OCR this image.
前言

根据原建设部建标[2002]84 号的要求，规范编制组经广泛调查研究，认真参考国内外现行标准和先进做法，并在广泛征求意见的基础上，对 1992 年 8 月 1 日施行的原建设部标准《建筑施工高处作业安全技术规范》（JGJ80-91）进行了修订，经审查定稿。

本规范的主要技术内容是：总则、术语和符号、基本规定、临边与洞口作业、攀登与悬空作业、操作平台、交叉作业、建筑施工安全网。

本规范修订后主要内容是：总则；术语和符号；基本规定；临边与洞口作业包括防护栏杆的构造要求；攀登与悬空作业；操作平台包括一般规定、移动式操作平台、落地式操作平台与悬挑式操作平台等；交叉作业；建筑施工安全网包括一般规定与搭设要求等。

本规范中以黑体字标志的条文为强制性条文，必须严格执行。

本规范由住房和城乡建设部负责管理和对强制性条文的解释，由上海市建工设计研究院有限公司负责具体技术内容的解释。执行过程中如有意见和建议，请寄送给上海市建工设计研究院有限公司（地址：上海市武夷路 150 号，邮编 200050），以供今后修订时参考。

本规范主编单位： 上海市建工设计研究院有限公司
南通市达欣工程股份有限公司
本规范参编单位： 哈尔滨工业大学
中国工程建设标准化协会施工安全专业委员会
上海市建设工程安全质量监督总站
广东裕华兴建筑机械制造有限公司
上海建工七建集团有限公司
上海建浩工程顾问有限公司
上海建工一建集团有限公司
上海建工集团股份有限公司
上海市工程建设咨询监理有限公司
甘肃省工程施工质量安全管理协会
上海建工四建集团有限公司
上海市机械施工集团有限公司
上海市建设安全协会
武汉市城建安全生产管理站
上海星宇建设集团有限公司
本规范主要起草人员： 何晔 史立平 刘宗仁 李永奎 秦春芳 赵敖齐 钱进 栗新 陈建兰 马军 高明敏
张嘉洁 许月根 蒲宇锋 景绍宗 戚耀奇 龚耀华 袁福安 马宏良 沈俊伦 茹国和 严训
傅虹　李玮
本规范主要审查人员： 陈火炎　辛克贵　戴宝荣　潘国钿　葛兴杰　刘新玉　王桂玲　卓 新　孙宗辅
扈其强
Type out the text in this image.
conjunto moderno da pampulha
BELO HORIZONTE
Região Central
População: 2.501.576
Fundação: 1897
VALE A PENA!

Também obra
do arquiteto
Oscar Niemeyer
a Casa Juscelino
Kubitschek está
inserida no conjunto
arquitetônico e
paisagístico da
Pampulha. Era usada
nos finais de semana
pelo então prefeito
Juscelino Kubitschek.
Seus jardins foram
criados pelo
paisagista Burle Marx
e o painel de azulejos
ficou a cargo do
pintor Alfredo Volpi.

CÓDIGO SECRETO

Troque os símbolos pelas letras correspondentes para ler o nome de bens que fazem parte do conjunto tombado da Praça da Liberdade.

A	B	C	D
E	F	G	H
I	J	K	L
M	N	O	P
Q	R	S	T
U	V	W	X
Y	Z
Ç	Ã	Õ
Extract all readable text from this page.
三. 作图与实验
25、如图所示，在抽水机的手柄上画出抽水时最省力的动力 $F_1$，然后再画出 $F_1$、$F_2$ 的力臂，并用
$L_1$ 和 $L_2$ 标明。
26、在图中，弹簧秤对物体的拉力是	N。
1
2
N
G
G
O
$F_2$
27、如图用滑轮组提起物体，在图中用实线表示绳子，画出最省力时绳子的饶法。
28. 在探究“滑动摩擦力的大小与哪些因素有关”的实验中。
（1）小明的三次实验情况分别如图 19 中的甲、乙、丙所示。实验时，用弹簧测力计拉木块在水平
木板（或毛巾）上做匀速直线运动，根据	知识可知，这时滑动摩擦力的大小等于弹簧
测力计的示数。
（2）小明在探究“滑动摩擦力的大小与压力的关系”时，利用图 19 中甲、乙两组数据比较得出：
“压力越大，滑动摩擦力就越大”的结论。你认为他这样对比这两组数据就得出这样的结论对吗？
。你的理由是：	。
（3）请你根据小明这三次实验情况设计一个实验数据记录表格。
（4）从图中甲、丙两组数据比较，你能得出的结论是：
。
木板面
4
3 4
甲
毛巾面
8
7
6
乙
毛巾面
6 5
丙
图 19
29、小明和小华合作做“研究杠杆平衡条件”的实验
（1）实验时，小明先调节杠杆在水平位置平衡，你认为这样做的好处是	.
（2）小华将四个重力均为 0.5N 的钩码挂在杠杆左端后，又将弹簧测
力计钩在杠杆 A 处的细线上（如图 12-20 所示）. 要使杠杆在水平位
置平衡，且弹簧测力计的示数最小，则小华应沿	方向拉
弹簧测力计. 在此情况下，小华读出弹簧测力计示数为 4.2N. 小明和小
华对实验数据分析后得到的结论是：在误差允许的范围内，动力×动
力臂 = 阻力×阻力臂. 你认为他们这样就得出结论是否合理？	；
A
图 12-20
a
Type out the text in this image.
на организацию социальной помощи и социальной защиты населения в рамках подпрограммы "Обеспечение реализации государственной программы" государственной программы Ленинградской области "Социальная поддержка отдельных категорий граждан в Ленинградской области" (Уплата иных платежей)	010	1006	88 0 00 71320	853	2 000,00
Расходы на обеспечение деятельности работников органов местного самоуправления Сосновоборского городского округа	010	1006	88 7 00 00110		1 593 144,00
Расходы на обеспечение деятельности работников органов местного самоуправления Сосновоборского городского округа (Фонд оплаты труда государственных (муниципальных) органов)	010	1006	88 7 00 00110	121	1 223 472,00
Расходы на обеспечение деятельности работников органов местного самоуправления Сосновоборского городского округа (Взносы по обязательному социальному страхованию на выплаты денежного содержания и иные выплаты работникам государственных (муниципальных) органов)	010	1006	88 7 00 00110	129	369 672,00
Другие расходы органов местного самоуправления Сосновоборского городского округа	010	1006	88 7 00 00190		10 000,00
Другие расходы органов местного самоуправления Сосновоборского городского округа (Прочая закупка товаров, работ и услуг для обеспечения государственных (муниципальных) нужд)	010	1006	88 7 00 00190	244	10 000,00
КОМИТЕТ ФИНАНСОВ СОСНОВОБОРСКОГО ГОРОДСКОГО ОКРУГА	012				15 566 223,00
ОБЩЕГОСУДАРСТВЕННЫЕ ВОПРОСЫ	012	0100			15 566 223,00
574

------------------------------------------------------------

Which lines hold the string "this"? Copy all of them from the data above.

## ANSWER TO THE PROBLEM
OCR this image.
Type out the text in this image.
Extract all readable text from this page.
Type out the text in this image.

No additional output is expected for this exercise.